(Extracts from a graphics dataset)

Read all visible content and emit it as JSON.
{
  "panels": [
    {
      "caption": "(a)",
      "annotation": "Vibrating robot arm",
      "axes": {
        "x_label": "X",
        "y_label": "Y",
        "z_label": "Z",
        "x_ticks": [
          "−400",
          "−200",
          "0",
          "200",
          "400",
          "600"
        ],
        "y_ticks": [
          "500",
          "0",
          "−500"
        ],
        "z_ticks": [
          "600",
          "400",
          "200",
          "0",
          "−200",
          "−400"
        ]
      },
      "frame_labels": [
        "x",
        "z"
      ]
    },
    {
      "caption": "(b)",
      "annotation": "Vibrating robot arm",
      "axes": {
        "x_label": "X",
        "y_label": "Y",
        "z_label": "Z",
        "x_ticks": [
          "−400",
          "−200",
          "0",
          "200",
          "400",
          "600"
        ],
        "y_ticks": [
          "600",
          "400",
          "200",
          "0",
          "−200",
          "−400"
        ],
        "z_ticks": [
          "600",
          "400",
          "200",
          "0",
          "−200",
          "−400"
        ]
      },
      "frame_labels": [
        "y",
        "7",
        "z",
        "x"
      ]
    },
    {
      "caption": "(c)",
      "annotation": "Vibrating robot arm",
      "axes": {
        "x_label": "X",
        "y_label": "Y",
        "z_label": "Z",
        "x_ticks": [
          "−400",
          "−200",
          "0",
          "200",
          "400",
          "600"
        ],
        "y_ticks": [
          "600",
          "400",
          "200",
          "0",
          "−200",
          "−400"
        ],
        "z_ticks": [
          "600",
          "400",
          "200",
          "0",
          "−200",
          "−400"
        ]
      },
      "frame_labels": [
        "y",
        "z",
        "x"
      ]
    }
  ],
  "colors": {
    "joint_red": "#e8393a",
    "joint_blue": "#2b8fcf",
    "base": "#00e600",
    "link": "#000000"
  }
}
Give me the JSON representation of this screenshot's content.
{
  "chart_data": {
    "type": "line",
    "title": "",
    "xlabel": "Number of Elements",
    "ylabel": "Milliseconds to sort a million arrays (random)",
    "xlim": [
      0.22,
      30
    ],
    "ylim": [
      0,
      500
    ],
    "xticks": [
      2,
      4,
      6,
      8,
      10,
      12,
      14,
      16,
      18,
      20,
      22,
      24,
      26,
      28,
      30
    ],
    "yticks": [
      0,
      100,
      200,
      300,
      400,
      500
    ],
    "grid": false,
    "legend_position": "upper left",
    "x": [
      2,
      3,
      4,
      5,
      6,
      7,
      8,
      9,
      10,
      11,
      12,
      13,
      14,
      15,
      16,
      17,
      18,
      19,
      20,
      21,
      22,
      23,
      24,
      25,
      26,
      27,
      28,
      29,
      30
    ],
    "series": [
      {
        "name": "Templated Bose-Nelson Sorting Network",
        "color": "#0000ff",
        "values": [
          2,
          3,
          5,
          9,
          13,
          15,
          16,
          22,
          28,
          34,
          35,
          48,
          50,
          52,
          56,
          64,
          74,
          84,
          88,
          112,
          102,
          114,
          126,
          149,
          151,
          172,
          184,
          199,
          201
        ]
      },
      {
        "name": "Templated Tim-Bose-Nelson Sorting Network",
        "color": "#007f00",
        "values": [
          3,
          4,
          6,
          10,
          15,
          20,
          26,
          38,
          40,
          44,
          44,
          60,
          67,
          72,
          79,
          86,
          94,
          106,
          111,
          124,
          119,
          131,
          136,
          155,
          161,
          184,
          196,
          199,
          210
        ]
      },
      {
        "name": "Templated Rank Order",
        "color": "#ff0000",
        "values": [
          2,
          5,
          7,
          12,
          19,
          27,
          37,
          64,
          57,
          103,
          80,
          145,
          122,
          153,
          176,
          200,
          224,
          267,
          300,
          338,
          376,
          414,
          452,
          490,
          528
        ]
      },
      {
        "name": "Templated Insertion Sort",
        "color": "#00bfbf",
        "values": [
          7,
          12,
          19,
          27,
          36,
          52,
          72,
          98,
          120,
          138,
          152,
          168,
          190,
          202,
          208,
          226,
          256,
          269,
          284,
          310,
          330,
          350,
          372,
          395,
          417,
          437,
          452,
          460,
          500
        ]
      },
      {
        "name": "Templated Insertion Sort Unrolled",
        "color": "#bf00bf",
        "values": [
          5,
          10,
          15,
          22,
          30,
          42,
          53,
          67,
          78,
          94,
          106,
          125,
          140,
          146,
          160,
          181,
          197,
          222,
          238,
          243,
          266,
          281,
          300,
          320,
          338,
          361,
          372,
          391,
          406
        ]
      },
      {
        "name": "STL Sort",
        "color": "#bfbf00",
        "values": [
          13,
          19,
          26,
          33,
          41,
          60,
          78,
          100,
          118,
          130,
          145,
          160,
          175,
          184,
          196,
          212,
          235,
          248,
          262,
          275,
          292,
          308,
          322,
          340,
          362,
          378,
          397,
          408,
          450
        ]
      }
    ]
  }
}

* Short problem
Pull every line holding "Nelson" out of the records.

* Written answer
        "name": "Templated Bose-Nelson Sorting Network",
        "name": "Templated Tim-Bose-Nelson Sorting Network",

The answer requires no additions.